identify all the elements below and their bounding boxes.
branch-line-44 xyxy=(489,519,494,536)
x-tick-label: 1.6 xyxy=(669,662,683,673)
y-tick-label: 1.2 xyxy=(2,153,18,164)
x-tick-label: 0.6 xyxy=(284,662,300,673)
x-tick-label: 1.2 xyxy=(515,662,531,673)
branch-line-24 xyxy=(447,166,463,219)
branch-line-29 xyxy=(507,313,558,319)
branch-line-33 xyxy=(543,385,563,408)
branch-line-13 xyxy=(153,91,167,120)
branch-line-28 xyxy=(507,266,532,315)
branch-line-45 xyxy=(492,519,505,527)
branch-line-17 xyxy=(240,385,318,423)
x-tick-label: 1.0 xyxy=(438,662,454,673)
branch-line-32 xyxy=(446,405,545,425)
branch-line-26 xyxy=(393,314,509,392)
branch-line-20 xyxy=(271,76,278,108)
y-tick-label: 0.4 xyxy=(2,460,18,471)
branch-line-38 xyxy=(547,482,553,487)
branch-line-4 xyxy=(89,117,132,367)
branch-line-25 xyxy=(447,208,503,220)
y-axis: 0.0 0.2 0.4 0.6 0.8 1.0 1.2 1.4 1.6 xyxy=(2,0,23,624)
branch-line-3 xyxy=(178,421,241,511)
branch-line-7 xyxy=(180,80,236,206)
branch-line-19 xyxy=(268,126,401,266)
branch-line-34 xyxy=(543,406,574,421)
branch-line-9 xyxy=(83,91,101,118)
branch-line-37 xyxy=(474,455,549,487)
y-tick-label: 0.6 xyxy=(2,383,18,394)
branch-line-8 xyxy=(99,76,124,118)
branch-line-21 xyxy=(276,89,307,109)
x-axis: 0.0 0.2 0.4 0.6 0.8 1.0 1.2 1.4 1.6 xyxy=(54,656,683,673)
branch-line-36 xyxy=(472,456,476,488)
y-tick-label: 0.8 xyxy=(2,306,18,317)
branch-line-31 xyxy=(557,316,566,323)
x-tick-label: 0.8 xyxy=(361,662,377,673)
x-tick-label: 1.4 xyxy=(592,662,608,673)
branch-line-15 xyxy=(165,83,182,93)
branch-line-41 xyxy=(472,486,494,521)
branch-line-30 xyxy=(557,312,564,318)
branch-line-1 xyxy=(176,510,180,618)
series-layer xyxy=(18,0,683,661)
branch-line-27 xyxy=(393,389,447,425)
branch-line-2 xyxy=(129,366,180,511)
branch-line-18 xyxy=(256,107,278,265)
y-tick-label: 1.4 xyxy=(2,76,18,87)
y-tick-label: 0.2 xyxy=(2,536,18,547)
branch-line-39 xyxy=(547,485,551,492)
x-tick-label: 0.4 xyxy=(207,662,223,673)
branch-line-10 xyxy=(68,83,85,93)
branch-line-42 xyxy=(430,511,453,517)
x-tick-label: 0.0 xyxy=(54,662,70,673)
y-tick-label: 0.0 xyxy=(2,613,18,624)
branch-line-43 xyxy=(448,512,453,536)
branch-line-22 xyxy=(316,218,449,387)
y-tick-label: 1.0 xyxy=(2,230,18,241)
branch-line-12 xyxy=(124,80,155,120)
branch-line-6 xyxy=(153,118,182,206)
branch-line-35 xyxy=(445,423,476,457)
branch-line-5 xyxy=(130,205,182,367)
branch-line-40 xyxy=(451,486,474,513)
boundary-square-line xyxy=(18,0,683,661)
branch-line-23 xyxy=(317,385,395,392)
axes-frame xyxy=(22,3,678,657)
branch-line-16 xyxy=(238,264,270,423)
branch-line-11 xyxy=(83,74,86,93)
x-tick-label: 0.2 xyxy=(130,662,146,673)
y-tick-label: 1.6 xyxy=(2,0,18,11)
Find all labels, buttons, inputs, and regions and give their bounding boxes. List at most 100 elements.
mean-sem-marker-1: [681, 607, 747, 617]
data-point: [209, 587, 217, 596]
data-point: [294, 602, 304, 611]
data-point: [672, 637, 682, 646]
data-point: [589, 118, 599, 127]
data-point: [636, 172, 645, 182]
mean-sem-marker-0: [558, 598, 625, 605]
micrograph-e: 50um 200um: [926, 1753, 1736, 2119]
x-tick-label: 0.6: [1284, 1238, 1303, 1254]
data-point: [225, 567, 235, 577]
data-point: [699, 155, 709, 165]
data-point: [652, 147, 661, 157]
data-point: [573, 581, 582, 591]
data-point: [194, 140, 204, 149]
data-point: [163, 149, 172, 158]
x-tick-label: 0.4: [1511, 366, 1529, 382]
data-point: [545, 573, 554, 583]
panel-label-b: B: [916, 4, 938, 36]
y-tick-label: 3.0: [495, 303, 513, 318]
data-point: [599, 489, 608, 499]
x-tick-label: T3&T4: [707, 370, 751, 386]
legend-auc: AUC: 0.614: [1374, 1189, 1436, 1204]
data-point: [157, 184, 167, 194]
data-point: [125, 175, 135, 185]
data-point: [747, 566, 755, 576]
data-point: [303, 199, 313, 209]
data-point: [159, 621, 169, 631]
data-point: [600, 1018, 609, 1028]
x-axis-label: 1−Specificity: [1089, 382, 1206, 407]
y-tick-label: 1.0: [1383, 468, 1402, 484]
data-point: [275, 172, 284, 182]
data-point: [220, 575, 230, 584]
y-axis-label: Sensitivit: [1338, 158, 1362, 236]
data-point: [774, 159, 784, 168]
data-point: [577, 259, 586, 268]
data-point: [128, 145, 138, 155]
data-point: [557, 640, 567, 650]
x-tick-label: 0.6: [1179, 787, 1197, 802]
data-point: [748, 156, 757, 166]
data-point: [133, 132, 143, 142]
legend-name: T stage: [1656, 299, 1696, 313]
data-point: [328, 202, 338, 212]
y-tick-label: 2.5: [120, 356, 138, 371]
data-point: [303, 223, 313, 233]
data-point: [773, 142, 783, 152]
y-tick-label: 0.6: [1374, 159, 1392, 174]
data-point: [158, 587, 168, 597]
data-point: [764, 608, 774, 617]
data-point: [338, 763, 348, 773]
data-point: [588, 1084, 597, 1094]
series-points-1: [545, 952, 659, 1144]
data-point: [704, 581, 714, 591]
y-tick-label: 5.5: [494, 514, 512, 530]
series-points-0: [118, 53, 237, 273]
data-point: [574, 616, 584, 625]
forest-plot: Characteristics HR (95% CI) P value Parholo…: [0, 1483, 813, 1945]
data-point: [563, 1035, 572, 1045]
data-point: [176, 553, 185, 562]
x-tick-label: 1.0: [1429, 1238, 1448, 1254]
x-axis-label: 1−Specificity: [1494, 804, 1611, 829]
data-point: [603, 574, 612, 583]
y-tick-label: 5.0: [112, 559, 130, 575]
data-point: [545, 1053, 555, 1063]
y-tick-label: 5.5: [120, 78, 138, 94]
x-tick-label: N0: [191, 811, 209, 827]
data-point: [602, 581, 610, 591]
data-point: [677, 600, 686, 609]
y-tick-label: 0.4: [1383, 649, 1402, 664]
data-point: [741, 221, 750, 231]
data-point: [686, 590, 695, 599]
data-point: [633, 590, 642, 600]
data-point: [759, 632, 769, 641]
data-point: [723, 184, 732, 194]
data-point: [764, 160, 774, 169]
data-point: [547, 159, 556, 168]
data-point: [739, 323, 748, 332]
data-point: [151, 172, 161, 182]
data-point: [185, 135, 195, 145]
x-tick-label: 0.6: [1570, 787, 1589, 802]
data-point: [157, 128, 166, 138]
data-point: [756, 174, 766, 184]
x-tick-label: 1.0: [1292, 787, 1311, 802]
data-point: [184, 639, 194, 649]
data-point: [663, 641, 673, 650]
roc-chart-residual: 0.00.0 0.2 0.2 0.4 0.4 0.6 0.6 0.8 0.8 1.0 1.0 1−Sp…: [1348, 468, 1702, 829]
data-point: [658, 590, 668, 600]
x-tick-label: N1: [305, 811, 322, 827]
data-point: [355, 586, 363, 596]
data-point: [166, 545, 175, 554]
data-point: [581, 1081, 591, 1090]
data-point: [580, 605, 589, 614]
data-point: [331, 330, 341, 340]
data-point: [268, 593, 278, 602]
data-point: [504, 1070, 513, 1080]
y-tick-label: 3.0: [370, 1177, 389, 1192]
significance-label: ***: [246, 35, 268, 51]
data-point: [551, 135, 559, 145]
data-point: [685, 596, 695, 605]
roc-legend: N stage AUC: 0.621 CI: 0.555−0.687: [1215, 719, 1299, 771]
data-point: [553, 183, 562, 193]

■ Requirements ■
Write out the entries above, unchanged, from their first line through the line that contains "branch-line-27 xyxy=(393,389,447,425)", including that line.

■ Reply ■
identify all the elements below and their bounding boxes.
branch-line-44 xyxy=(489,519,494,536)
x-tick-label: 1.6 xyxy=(669,662,683,673)
y-tick-label: 1.2 xyxy=(2,153,18,164)
x-tick-label: 0.6 xyxy=(284,662,300,673)
x-tick-label: 1.2 xyxy=(515,662,531,673)
branch-line-24 xyxy=(447,166,463,219)
branch-line-29 xyxy=(507,313,558,319)
branch-line-33 xyxy=(543,385,563,408)
branch-line-13 xyxy=(153,91,167,120)
branch-line-28 xyxy=(507,266,532,315)
branch-line-45 xyxy=(492,519,505,527)
branch-line-17 xyxy=(240,385,318,423)
x-tick-label: 1.0 xyxy=(438,662,454,673)
branch-line-32 xyxy=(446,405,545,425)
branch-line-26 xyxy=(393,314,509,392)
branch-line-20 xyxy=(271,76,278,108)
y-tick-label: 0.4 xyxy=(2,460,18,471)
branch-line-38 xyxy=(547,482,553,487)
branch-line-4 xyxy=(89,117,132,367)
branch-line-25 xyxy=(447,208,503,220)
y-axis: 0.0 0.2 0.4 0.6 0.8 1.0 1.2 1.4 1.6 xyxy=(2,0,23,624)
branch-line-3 xyxy=(178,421,241,511)
branch-line-7 xyxy=(180,80,236,206)
branch-line-19 xyxy=(268,126,401,266)
branch-line-34 xyxy=(543,406,574,421)
branch-line-9 xyxy=(83,91,101,118)
branch-line-37 xyxy=(474,455,549,487)
y-tick-label: 0.6 xyxy=(2,383,18,394)
branch-line-8 xyxy=(99,76,124,118)
branch-line-21 xyxy=(276,89,307,109)
x-axis: 0.0 0.2 0.4 0.6 0.8 1.0 1.2 1.4 1.6 xyxy=(54,656,683,673)
branch-line-36 xyxy=(472,456,476,488)
y-tick-label: 0.8 xyxy=(2,306,18,317)
branch-line-31 xyxy=(557,316,566,323)
x-tick-label: 0.8 xyxy=(361,662,377,673)
x-tick-label: 1.4 xyxy=(592,662,608,673)
branch-line-15 xyxy=(165,83,182,93)
branch-line-41 xyxy=(472,486,494,521)
branch-line-30 xyxy=(557,312,564,318)
branch-line-1 xyxy=(176,510,180,618)
series-layer xyxy=(18,0,683,661)
branch-line-27 xyxy=(393,389,447,425)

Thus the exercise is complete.